• **TASK**:
Go through the entries below, tally each line with the string "sich", and give the final number by itself.

[Entries taken from a collection]

%%

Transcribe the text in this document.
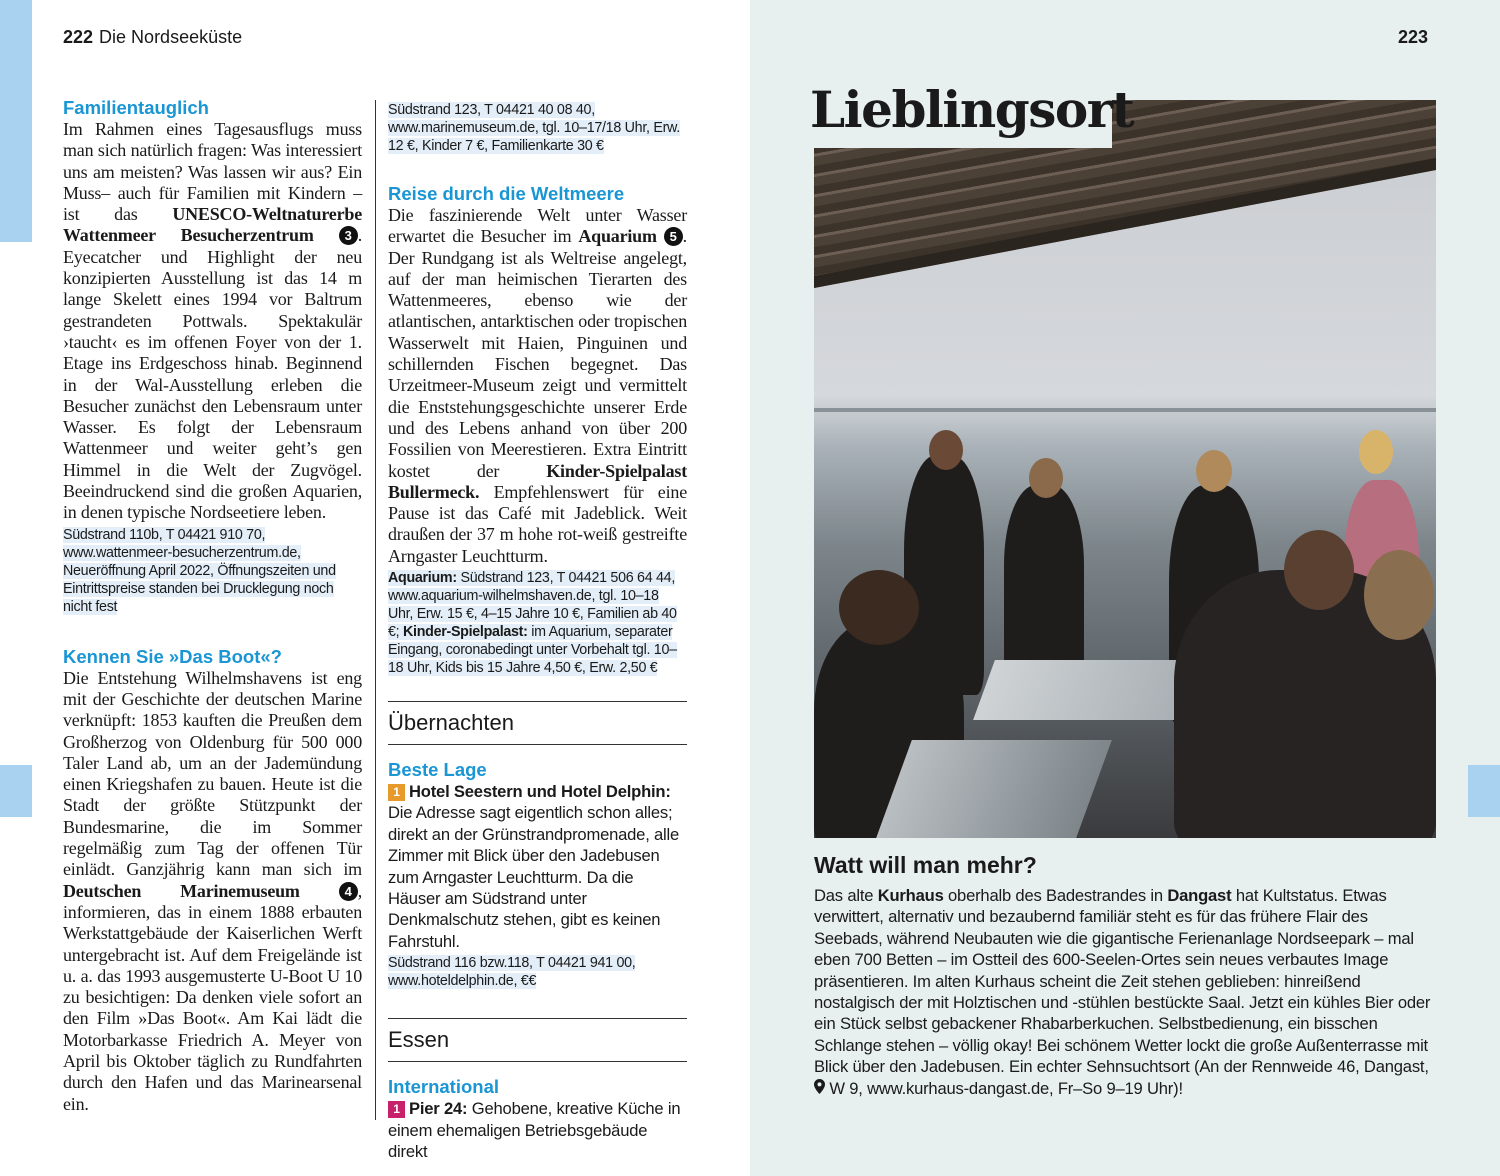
222 Die Nordseeküste
Familientauglich

Im Rahmen eines Tagesausflugs muss man sich natürlich fragen: Was interessiert uns am meisten? Was lassen wir aus? Ein Muss– auch für Familien mit Kindern – ist das UNESCO-Weltnaturerbe Wattenmeer Besucherzentrum 3 . Eyecatcher und Highlight der neu konzipierten Ausstellung ist das 14 m lange Skelett eines 1994 vor Baltrum gestrandeten Pottwals. Spektakulär ›taucht‹ es im offenen Foyer von der 1. Etage ins Erdgeschoss hinab. Beginnend in der Wal-Ausstellung erleben die Besucher zunächst den Lebensraum unter Wasser. Es folgt der Lebensraum Wattenmeer und weiter geht’s gen Himmel in die Welt der Zugvögel. Beeindruckend sind die großen Aquarien, in denen typische Nordseetiere leben.

Südstrand 110b, T 04421 910 70, www.wattenmeer-besucherzentrum.de, Neueröffnung April 2022, Öffnungszeiten und Eintrittspreise standen bei Drucklegung noch nicht fest

Kennen Sie »Das Boot«?

Die Entstehung Wilhelmshavens ist eng mit der Geschichte der deutschen Marine verknüpft: 1853 kauften die Preußen dem Großherzog von Oldenburg für 500 000 Taler Land ab, um an der Jademündung einen Kriegshafen zu bauen. Heute ist die Stadt der größte Stützpunkt der Bundesmarine, die im Sommer regelmäßig zum Tag der offenen Tür einlädt. Ganzjährig kann man sich im Deutschen Marinemuseum	4 , informieren, das in einem 1888 erbauten Werkstattgebäude der Kaiserlichen Werft untergebracht ist. Auf dem Freigelände ist u. a. das 1993 ausgemusterte U-Boot U 10 zu besichtigen: Da denken viele sofort an den Film »Das Boot«. Am Kai lädt die Motorbarkasse Friedrich A. Meyer von April bis Oktober täglich zu Rundfahrten durch den Hafen und das Marinearsenal ein.

Südstrand 123, T 04421 40 08 40, www.marinemuseum.de, tgl. 10–17/18 Uhr, Erw. 12 €, Kinder 7 €, Familienkarte 30 €

Reise durch die Weltmeere

Die faszinierende Welt unter Wasser erwartet die Besucher im Aquarium 5 . Der Rundgang ist als Weltreise angelegt, auf der man heimischen Tierarten des Wattenmeeres, ebenso wie der atlantischen, antarktischen oder tropischen Wasserwelt mit Haien, Pinguinen und schillernden Fischen begegnet. Das Urzeitmeer-Museum zeigt und vermittelt die Enststehungsgeschichte unserer Erde und des Lebens anhand von über 200 Fossilien von Meerestieren. Extra Eintritt kostet der Kinder-Spielpalast Bullermeck. Empfehlenswert für eine Pause ist das Café mit Jadeblick. Weit draußen der 37 m hohe rot-weiß gestreifte Arngaster Leuchtturm.

Aquarium: Südstrand 123, T 04421 506 64 44, www.aquarium-wilhelmshaven.de, tgl. 10–18 Uhr, Erw. 15 €, 4–15 Jahre 10 €, Familien ab 40 €; Kinder-Spielpalast: im Aquarium, separater Eingang, coronabedingt unter Vorbehalt tgl. 10–18 Uhr, Kids bis 15 Jahre 4,50 €, Erw. 2,50 €

Übernachten
Beste Lage

1 Hotel Seestern und Hotel Delphin: Die Adresse sagt eigentlich schon alles; direkt an der Grünstrandpromenade, alle Zimmer mit Blick über den Jadebusen zum Arngaster Leuchtturm. Da die Häuser am Südstrand unter Denkmalschutz stehen, gibt es keinen Fahrstuhl.

Südstrand 116 bzw.118, T 04421 941 00, www.hoteldelphin.de, €€

Essen
International

1 Pier 24: Gehobene, kreative Küche in einem ehemaligen Betriebsgebäude direkt

223
Lieblingsort
Watt will man mehr?

Das alte Kurhaus oberhalb des Badestrandes in Dangast hat Kultstatus. Etwas verwittert, alternativ und bezaubernd familiär steht es für das frühere Flair des Seebads, während Neubauten wie die gigantische Ferienanlage Nordseepark – mal eben 700 Betten – im Ostteil des 600-Seelen-Ortes sein neues verbautes Image präsentieren. Im alten Kurhaus scheint die Zeit stehen geblieben: hinreißend nostalgisch der mit Holztischen und -stühlen bestückte Saal. Jetzt ein kühles Bier oder ein Stück selbst gebackener Rhabarberkuchen. Selbstbedienung, ein bisschen Schlange stehen – völlig okay! Bei schönem Wetter lockt die große Außenterrasse mit Blick über den Jadebusen. Ein echter Sehnsuchtsort (An der Rennweide 46, Dangast,  W 9, www.kurhaus-dangast.de, Fr–So 9–19 Uhr)!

%%

• **WRITTEN REPLY**:
2